Your instructions: Repeat every line of the records below word for word, leaving out the pictures.

[Records excerpted from a collection]
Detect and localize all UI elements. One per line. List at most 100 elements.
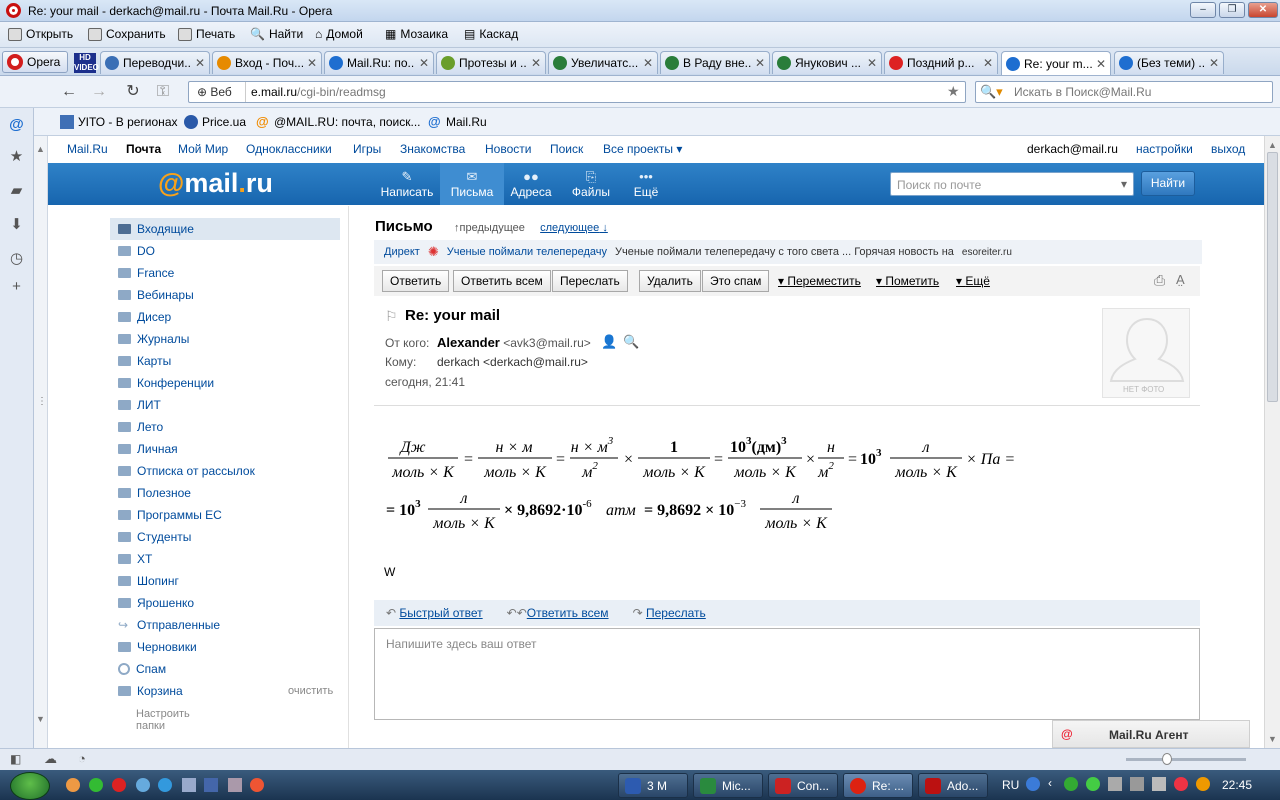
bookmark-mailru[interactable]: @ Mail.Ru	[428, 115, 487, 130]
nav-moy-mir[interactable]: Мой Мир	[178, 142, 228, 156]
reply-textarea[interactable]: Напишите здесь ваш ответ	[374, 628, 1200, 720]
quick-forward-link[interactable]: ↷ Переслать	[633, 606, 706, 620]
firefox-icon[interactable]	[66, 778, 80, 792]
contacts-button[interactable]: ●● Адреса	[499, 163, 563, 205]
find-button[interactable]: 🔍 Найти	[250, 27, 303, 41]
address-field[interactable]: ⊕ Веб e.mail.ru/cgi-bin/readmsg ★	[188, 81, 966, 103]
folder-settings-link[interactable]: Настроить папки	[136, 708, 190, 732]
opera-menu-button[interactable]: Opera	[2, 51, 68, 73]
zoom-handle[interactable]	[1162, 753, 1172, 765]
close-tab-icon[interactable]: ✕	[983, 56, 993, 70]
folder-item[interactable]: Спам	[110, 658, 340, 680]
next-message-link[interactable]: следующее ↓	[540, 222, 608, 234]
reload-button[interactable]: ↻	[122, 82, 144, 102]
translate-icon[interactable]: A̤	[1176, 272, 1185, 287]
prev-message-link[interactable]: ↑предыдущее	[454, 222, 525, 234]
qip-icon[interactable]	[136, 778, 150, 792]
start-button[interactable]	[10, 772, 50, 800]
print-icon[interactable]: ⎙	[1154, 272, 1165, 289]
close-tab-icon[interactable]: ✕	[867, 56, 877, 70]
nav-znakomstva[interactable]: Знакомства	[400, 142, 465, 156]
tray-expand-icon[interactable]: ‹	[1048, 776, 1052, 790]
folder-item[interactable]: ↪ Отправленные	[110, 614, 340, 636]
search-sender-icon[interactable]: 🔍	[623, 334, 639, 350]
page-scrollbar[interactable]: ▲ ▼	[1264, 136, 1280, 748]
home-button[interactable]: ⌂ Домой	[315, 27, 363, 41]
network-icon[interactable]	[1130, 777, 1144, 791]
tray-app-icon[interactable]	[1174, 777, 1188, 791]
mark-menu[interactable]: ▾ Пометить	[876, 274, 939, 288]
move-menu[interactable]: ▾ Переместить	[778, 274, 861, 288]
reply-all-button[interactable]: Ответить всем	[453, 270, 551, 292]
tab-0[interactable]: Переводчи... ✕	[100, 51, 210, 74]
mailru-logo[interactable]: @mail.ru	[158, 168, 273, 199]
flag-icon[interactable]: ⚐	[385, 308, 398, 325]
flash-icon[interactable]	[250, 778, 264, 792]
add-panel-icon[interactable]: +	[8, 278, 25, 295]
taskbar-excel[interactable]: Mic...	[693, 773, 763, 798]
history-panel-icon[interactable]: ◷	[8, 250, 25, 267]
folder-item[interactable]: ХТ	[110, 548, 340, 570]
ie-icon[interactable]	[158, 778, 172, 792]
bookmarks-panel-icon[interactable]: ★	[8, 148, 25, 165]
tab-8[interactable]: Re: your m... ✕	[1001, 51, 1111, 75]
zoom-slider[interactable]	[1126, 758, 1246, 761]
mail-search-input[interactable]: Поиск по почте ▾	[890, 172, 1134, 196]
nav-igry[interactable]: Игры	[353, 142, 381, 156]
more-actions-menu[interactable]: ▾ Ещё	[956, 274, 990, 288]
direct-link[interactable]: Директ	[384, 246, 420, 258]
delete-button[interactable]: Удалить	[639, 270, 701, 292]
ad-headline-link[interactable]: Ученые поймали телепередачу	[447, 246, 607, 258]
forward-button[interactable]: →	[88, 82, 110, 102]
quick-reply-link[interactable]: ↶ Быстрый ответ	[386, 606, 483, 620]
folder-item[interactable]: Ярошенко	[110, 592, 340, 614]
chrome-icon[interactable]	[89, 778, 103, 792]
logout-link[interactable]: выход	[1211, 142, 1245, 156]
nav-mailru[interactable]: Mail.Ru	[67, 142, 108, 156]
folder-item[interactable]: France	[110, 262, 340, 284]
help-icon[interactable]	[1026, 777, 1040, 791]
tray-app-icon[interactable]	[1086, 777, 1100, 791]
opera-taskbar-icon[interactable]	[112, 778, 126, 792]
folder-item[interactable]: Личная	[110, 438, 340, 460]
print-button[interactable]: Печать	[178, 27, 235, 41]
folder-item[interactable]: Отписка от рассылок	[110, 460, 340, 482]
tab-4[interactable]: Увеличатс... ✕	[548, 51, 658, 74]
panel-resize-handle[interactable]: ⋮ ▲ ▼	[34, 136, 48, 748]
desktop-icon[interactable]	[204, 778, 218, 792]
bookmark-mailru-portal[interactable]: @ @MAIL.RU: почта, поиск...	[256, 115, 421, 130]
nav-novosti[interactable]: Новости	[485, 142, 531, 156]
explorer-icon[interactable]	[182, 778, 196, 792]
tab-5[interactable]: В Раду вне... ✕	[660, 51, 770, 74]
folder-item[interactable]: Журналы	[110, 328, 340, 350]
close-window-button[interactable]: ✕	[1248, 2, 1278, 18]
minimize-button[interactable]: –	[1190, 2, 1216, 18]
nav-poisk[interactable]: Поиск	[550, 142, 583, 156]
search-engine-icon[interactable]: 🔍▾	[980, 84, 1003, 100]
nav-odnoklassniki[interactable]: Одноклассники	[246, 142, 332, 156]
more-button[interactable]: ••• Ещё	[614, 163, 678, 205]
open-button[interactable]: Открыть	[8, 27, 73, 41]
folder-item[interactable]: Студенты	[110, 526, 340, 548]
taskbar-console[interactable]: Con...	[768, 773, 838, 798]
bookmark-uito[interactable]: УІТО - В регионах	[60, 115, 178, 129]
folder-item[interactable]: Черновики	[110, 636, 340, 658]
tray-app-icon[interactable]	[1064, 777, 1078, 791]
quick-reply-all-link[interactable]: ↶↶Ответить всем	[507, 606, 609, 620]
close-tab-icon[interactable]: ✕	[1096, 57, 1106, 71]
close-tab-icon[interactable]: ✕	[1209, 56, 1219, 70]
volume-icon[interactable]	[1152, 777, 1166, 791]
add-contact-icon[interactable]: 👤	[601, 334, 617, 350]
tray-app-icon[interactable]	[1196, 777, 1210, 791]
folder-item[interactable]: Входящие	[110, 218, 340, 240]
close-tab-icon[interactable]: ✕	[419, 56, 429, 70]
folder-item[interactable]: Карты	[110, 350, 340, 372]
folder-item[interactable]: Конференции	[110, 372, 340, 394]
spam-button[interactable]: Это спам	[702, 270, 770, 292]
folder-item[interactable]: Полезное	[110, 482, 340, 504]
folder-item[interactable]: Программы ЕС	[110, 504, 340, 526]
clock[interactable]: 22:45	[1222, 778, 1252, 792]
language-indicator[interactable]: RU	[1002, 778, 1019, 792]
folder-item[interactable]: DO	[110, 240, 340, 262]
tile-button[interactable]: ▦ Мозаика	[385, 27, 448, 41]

Response to this task:
Detect and localize all UI elements. One per line. List at most 100 elements.
bookmark-mailru[interactable]: @ Mail.Ru	[428, 115, 487, 130]
nav-moy-mir[interactable]: Мой Мир	[178, 142, 228, 156]
reply-textarea[interactable]: Напишите здесь ваш ответ	[374, 628, 1200, 720]
quick-forward-link[interactable]: ↷ Переслать	[633, 606, 706, 620]
firefox-icon[interactable]	[66, 778, 80, 792]
contacts-button[interactable]: ●● Адреса	[499, 163, 563, 205]
find-button[interactable]: 🔍 Найти	[250, 27, 303, 41]
address-field[interactable]: ⊕ Веб e.mail.ru/cgi-bin/readmsg ★	[188, 81, 966, 103]
folder-settings-link[interactable]: Настроить папки	[136, 708, 190, 732]
opera-menu-button[interactable]: Opera	[2, 51, 68, 73]
zoom-handle[interactable]	[1162, 753, 1172, 765]
close-tab-icon[interactable]: ✕	[983, 56, 993, 70]
folder-item[interactable]: Спам	[110, 658, 340, 680]
next-message-link[interactable]: следующее ↓	[540, 222, 608, 234]
reload-button[interactable]: ↻	[122, 82, 144, 102]
translate-icon[interactable]: A̤	[1176, 272, 1185, 287]
prev-message-link[interactable]: ↑предыдущее	[454, 222, 525, 234]
qip-icon[interactable]	[136, 778, 150, 792]
start-button[interactable]	[10, 772, 50, 800]
print-icon[interactable]: ⎙	[1154, 272, 1165, 289]
close-tab-icon[interactable]: ✕	[867, 56, 877, 70]
nav-znakomstva[interactable]: Знакомства	[400, 142, 465, 156]
tray-expand-icon[interactable]: ‹	[1048, 776, 1052, 790]
folder-item[interactable]: ↪ Отправленные	[110, 614, 340, 636]
search-sender-icon[interactable]: 🔍	[623, 334, 639, 350]
page-scrollbar[interactable]: ▲ ▼	[1264, 136, 1280, 748]
home-button[interactable]: ⌂ Домой	[315, 27, 363, 41]
network-icon[interactable]	[1130, 777, 1144, 791]
tray-app-icon[interactable]	[1174, 777, 1188, 791]
mark-menu[interactable]: ▾ Пометить	[876, 274, 939, 288]
move-menu[interactable]: ▾ Переместить	[778, 274, 861, 288]
reply-all-button[interactable]: Ответить всем	[453, 270, 551, 292]
tab-0[interactable]: Переводчи... ✕	[100, 51, 210, 74]
mailru-logo[interactable]: @mail.ru	[158, 168, 273, 199]
flag-icon[interactable]: ⚐	[385, 308, 398, 325]
flash-icon[interactable]	[250, 778, 264, 792]
add-panel-icon[interactable]: +	[8, 278, 25, 295]
taskbar-excel[interactable]: Mic...	[693, 773, 763, 798]
history-panel-icon[interactable]: ◷	[8, 250, 25, 267]
folder-item[interactable]: ХТ	[110, 548, 340, 570]
ie-icon[interactable]	[158, 778, 172, 792]
bookmarks-panel-icon[interactable]: ★	[8, 148, 25, 165]
tab-8[interactable]: Re: your m... ✕	[1001, 51, 1111, 75]
zoom-slider[interactable]	[1126, 758, 1246, 761]
mail-search-input[interactable]: Поиск по почте ▾	[890, 172, 1134, 196]
nav-igry[interactable]: Игры	[353, 142, 381, 156]
more-actions-menu[interactable]: ▾ Ещё	[956, 274, 990, 288]
direct-link[interactable]: Директ	[384, 246, 420, 258]
delete-button[interactable]: Удалить	[639, 270, 701, 292]
ad-headline-link[interactable]: Ученые поймали телепередачу	[447, 246, 607, 258]
forward-button[interactable]: →	[88, 82, 110, 102]
quick-reply-link[interactable]: ↶ Быстрый ответ	[386, 606, 483, 620]
folder-item[interactable]: Ярошенко	[110, 592, 340, 614]
chrome-icon[interactable]	[89, 778, 103, 792]
logout-link[interactable]: выход	[1211, 142, 1245, 156]
nav-mailru[interactable]: Mail.Ru	[67, 142, 108, 156]
folder-item[interactable]: France	[110, 262, 340, 284]
help-icon[interactable]	[1026, 777, 1040, 791]
tray-app-icon[interactable]	[1086, 777, 1100, 791]
opera-taskbar-icon[interactable]	[112, 778, 126, 792]
folder-item[interactable]: Личная	[110, 438, 340, 460]
print-button[interactable]: Печать	[178, 27, 235, 41]
folder-item[interactable]: Отписка от рассылок	[110, 460, 340, 482]
tab-4[interactable]: Увеличатс... ✕	[548, 51, 658, 74]
panel-resize-handle[interactable]: ⋮ ▲ ▼	[34, 136, 48, 748]
desktop-icon[interactable]	[204, 778, 218, 792]
bookmark-mailru-portal[interactable]: @ @MAIL.RU: почта, поиск...	[256, 115, 421, 130]
nav-novosti[interactable]: Новости	[485, 142, 531, 156]
explorer-icon[interactable]	[182, 778, 196, 792]
tab-5[interactable]: В Раду вне... ✕	[660, 51, 770, 74]
folder-item[interactable]: Журналы	[110, 328, 340, 350]
close-window-button[interactable]: ✕	[1248, 2, 1278, 18]
minimize-button[interactable]: –	[1190, 2, 1216, 18]
nav-poisk[interactable]: Поиск	[550, 142, 583, 156]
search-engine-icon[interactable]: 🔍▾	[980, 84, 1003, 100]
nav-odnoklassniki[interactable]: Одноклассники	[246, 142, 332, 156]
more-button[interactable]: ••• Ещё	[614, 163, 678, 205]
open-button[interactable]: Открыть	[8, 27, 73, 41]
folder-item[interactable]: Студенты	[110, 526, 340, 548]
taskbar-console[interactable]: Con...	[768, 773, 838, 798]
bookmark-uito[interactable]: УІТО - В регионах	[60, 115, 178, 129]
folder-item[interactable]: Черновики	[110, 636, 340, 658]
tray-app-icon[interactable]	[1064, 777, 1078, 791]
quick-reply-all-link[interactable]: ↶↶Ответить всем	[507, 606, 609, 620]
close-tab-icon[interactable]: ✕	[1096, 57, 1106, 71]
close-tab-icon[interactable]: ✕	[1209, 56, 1219, 70]
volume-icon[interactable]	[1152, 777, 1166, 791]
add-contact-icon[interactable]: 👤	[601, 334, 617, 350]
tray-app-icon[interactable]	[1196, 777, 1210, 791]
folder-item[interactable]: Входящие	[110, 218, 340, 240]
close-tab-icon[interactable]: ✕	[419, 56, 429, 70]
folder-item[interactable]: Карты	[110, 350, 340, 372]
folder-item[interactable]: Конференции	[110, 372, 340, 394]
spam-button[interactable]: Это спам	[702, 270, 770, 292]
folder-item[interactable]: Полезное	[110, 482, 340, 504]
folder-item[interactable]: Программы ЕС	[110, 504, 340, 526]
clock[interactable]: 22:45	[1222, 778, 1252, 792]
language-indicator[interactable]: RU	[1002, 778, 1019, 792]
folder-item[interactable]: DO	[110, 240, 340, 262]
tile-button[interactable]: ▦ Мозаика	[385, 27, 448, 41]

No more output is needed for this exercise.